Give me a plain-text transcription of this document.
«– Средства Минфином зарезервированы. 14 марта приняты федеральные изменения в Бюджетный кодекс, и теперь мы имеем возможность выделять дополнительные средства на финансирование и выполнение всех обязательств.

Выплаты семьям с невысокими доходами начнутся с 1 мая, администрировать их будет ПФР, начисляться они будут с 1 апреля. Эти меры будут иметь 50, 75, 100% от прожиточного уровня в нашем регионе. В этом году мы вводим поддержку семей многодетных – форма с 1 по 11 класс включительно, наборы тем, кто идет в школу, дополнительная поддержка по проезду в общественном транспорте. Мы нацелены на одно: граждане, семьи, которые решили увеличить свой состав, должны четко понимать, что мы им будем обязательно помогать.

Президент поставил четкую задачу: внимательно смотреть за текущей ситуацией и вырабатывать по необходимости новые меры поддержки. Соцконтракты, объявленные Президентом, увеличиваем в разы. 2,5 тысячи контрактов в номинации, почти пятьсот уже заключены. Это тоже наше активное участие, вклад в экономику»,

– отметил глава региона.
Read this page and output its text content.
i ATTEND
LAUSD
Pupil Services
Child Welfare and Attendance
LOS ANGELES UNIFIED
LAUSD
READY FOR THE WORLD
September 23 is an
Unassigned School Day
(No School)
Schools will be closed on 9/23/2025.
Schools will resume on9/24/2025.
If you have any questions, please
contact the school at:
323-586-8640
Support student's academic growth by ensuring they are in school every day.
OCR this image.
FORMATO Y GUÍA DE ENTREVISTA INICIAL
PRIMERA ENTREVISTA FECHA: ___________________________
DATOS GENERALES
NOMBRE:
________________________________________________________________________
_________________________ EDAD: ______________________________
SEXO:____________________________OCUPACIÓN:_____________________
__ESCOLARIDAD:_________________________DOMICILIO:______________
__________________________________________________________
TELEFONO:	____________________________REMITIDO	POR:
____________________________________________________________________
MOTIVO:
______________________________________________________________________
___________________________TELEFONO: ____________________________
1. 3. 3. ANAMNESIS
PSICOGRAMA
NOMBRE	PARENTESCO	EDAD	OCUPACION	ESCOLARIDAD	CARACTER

WHAT THE TASK ASKS
Write out exactly the lines starting with the one that holds "OCR this image." and running through the last line above.

TASK RESPONSE
OCR this image.
FORMATO Y GUÍA DE ENTREVISTA INICIAL
PRIMERA ENTREVISTA FECHA: ___________________________
DATOS GENERALES
NOMBRE:
________________________________________________________________________
_________________________ EDAD: ______________________________
SEXO:____________________________OCUPACIÓN:_____________________
__ESCOLARIDAD:_________________________DOMICILIO:______________
__________________________________________________________
TELEFONO:	____________________________REMITIDO	POR:
____________________________________________________________________
MOTIVO:
______________________________________________________________________
___________________________TELEFONO: ____________________________
1. 3. 3. ANAMNESIS
PSICOGRAMA
NOMBRE	PARENTESCO	EDAD	OCUPACION	ESCOLARIDAD	CARACTER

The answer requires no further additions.